WHAT THE TASK ASKS: The records are set out below this line. Return exactly the lines from the one containing "What text is on this page?" through the last, and exclude the pictures.
'''
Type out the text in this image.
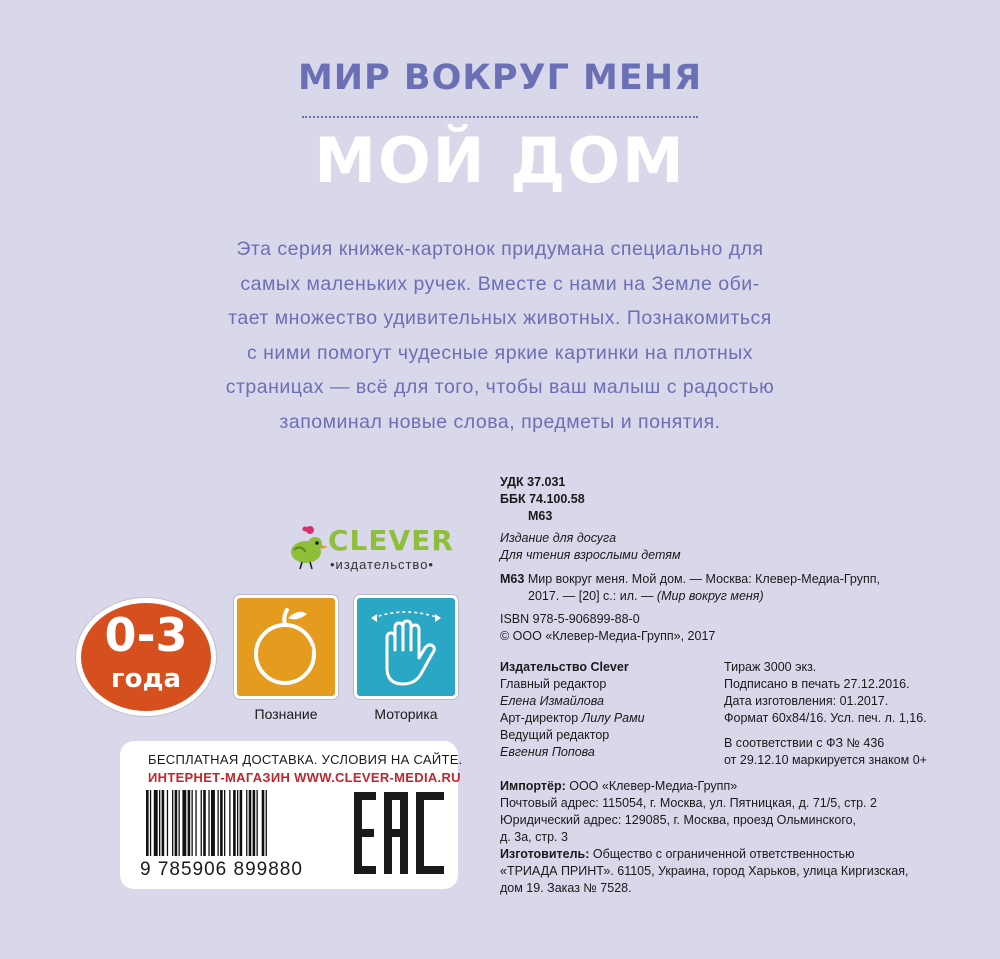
МИР ВОКРУГ МЕНЯ
МОЙ ДОМ
Эта серия книжек-картонок придумана специально для
самых маленьких ручек. Вместе с нами на Земле оби-
тает множество удивительных животных. Познакомиться
с ними помогут чудесные яркие картинки на плотных
страницах — всё для того, чтобы ваш малыш с радостью
запоминал новые слова, предметы и понятия.
CLEVER
•издательство•
0-3
года
Познание	Моторика
БЕСПЛАТНАЯ ДОСТАВКА. УСЛОВИЯ НА САЙТЕ.
ИНТЕРНЕТ-МАГАЗИН WWW.CLEVER-MEDIA.RU
9 785906 899880
УДК 37.031
ББК 74.100.58
М63
Издание для досуга
Для чтения взрослыми детям
М63 Мир вокруг меня. Мой дом. — Москва: Клевер-Медиа-Групп,
2017. — [20] с.: ил. — (Мир вокруг меня)
ISBN 978-5-906899-88-0
© ООО «Клевер-Медиа-Групп», 2017
Издательство Clever
Главный редактор
Елена Измайлова
Арт-директор Лилу Рами
Ведущий редактор
Евгения Попова
Тираж 3000 экз.
Подписано в печать 27.12.2016.
Дата изготовления: 01.2017.
Формат 60х84/16. Усл. печ. л. 1,16.
В соответствии с ФЗ № 436
от 29.12.10 маркируется знаком 0+
Импортёр: ООО «Клевер-Медиа-Групп»
Почтовый адрес: 115054, г. Москва, ул. Пятницкая, д. 71/5, стр. 2
Юридический адрес: 129085, г. Москва, проезд Ольминского,
д. 3а, стр. 3
Изготовитель: Общество с ограниченной ответственностью
«ТРИАДА ПРИНТ». 61105, Украина, город Харьков, улица Киргизская,
дом 19. Заказ № 7528.
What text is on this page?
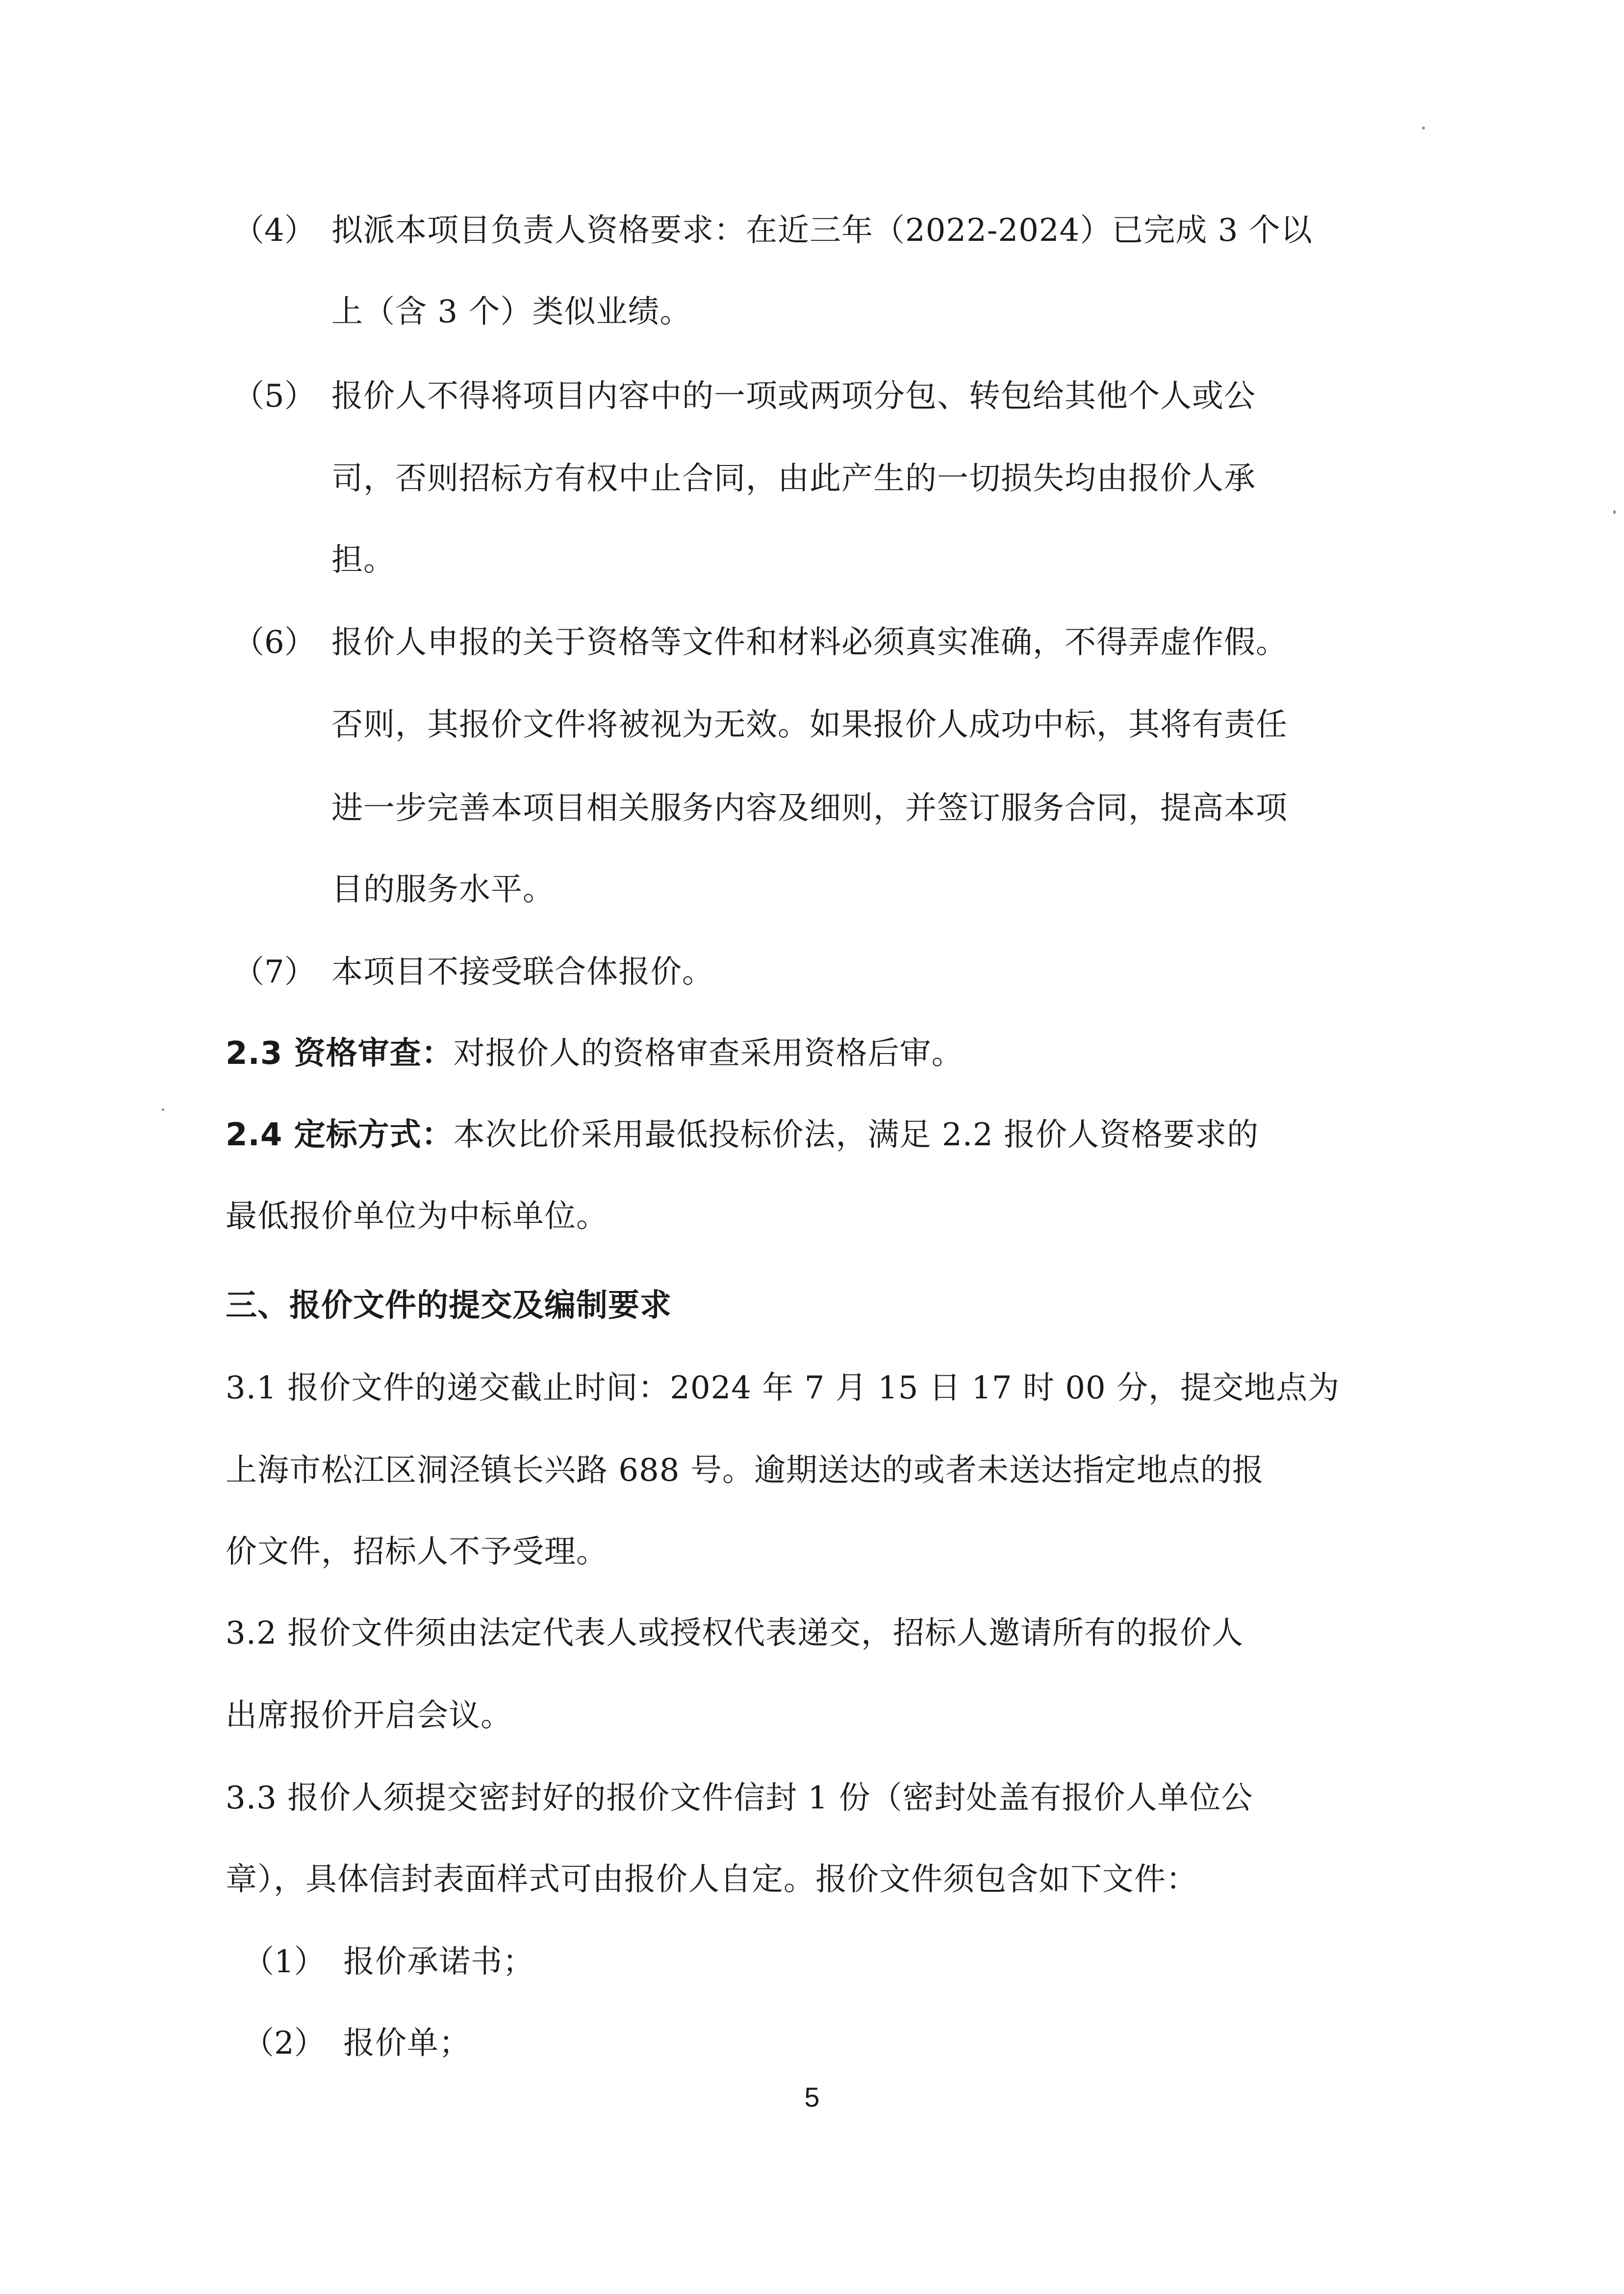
（4） 拟派本项目负责人资格要求：在近三年（2022-2024）已完成 3 个以
上（含 3 个）类似业绩。
（5） 报价人不得将项目内容中的一项或两项分包、转包给其他个人或公
司，否则招标方有权中止合同，由此产生的一切损失均由报价人承
担。
（6） 报价人申报的关于资格等文件和材料必须真实准确，不得弄虚作假。
否则，其报价文件将被视为无效。如果报价人成功中标，其将有责任
进一步完善本项目相关服务内容及细则，并签订服务合同，提高本项
目的服务水平。
（7） 本项目不接受联合体报价。
2.3 资格审查：对报价人的资格审查采用资格后审。
2.4 定标方式：本次比价采用最低投标价法，满足 2.2 报价人资格要求的
最低报价单位为中标单位。
三、报价文件的提交及编制要求
3.1 报价文件的递交截止时间：2024 年 7 月 15 日 17 时 00 分，提交地点为
上海市松江区洞泾镇长兴路 688 号。逾期送达的或者未送达指定地点的报
价文件，招标人不予受理。
3.2 报价文件须由法定代表人或授权代表递交，招标人邀请所有的报价人
出席报价开启会议。
3.3 报价人须提交密封好的报价文件信封 1 份（密封处盖有报价人单位公
章），具体信封表面样式可由报价人自定。报价文件须包含如下文件：
（1） 报价承诺书；
（2） 报价单；
5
'''
SOLUTION FOR THIS EXERCISE:
What text is on this page?
（4） 拟派本项目负责人资格要求：在近三年（2022-2024）已完成 3 个以
上（含 3 个）类似业绩。
（5） 报价人不得将项目内容中的一项或两项分包、转包给其他个人或公
司，否则招标方有权中止合同，由此产生的一切损失均由报价人承
担。
（6） 报价人申报的关于资格等文件和材料必须真实准确，不得弄虚作假。
否则，其报价文件将被视为无效。如果报价人成功中标，其将有责任
进一步完善本项目相关服务内容及细则，并签订服务合同，提高本项
目的服务水平。
（7） 本项目不接受联合体报价。
2.3 资格审查：对报价人的资格审查采用资格后审。
2.4 定标方式：本次比价采用最低投标价法，满足 2.2 报价人资格要求的
最低报价单位为中标单位。
三、报价文件的提交及编制要求
3.1 报价文件的递交截止时间：2024 年 7 月 15 日 17 时 00 分，提交地点为
上海市松江区洞泾镇长兴路 688 号。逾期送达的或者未送达指定地点的报
价文件，招标人不予受理。
3.2 报价文件须由法定代表人或授权代表递交，招标人邀请所有的报价人
出席报价开启会议。
3.3 报价人须提交密封好的报价文件信封 1 份（密封处盖有报价人单位公
章），具体信封表面样式可由报价人自定。报价文件须包含如下文件：
（1） 报价承诺书；
（2） 报价单；
5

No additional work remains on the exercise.